* Task directions *
Go through each line of the records below and count those with the word "noticias". Give only the count.

Recorded data:
((

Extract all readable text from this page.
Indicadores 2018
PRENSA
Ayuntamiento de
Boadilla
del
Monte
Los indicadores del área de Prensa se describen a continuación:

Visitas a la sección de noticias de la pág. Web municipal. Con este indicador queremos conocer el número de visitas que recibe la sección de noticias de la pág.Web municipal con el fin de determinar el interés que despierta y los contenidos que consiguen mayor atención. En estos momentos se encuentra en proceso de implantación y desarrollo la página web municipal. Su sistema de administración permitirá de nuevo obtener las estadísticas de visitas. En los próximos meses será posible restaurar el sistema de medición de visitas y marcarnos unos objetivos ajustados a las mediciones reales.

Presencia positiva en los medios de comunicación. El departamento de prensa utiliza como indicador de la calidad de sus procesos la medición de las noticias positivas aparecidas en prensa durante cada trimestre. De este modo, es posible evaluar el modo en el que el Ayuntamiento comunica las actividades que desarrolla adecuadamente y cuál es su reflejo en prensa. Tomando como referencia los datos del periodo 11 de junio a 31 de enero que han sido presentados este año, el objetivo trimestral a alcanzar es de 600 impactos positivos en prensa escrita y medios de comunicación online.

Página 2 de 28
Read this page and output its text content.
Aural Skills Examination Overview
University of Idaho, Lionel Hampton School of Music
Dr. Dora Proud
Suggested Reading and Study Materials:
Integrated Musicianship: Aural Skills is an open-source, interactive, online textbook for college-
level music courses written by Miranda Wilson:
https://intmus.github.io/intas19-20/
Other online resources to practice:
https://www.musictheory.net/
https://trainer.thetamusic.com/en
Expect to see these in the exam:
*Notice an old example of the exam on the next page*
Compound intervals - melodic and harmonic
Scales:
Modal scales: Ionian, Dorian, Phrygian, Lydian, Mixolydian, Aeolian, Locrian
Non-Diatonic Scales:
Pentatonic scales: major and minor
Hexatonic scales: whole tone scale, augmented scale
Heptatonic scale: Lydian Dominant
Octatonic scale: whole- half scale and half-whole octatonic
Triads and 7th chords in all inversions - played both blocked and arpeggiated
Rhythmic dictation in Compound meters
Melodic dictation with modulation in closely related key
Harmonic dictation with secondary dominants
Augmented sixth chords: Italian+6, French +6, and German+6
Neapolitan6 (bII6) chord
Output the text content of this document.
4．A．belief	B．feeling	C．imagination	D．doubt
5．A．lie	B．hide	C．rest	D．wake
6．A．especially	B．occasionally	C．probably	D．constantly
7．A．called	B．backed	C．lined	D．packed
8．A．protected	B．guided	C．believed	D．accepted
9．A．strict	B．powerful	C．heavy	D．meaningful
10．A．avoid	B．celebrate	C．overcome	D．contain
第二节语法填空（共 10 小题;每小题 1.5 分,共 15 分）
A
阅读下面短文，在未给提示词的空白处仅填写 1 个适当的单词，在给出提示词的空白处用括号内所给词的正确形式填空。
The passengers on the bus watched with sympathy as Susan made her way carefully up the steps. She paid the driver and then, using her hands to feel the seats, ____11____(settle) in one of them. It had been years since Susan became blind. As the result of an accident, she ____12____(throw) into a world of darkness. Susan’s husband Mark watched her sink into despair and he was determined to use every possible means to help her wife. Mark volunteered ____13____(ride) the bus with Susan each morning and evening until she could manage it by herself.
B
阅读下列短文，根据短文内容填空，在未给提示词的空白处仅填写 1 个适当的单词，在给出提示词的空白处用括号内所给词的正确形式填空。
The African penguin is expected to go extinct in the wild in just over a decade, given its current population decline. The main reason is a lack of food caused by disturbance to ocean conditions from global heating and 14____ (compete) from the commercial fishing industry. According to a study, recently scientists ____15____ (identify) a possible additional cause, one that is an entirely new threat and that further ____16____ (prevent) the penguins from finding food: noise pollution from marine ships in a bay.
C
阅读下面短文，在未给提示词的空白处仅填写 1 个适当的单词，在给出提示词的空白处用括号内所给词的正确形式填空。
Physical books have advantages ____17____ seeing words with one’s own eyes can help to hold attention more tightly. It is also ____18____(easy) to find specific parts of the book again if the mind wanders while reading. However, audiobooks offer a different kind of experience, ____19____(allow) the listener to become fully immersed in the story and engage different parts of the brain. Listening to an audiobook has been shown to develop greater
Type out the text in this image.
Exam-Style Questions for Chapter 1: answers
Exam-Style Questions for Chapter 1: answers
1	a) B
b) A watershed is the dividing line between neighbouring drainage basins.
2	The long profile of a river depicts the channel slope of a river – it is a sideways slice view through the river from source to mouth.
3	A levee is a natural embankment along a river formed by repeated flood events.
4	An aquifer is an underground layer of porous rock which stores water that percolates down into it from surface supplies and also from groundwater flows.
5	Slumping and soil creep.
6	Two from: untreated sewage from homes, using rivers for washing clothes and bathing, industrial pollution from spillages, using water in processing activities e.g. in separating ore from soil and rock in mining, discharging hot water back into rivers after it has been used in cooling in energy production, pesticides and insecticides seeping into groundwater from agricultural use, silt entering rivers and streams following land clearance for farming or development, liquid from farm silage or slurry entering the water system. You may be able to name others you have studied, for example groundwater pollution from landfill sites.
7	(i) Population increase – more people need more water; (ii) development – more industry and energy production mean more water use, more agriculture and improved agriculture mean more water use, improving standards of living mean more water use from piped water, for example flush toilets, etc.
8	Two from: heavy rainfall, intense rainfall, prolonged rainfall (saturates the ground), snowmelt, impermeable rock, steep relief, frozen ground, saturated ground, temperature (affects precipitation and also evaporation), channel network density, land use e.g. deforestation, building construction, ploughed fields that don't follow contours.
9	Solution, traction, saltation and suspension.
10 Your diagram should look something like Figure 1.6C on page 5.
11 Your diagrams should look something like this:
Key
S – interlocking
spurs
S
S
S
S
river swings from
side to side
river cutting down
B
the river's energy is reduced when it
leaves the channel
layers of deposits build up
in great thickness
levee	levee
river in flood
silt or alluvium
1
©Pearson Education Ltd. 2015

))

* Exercise output *
2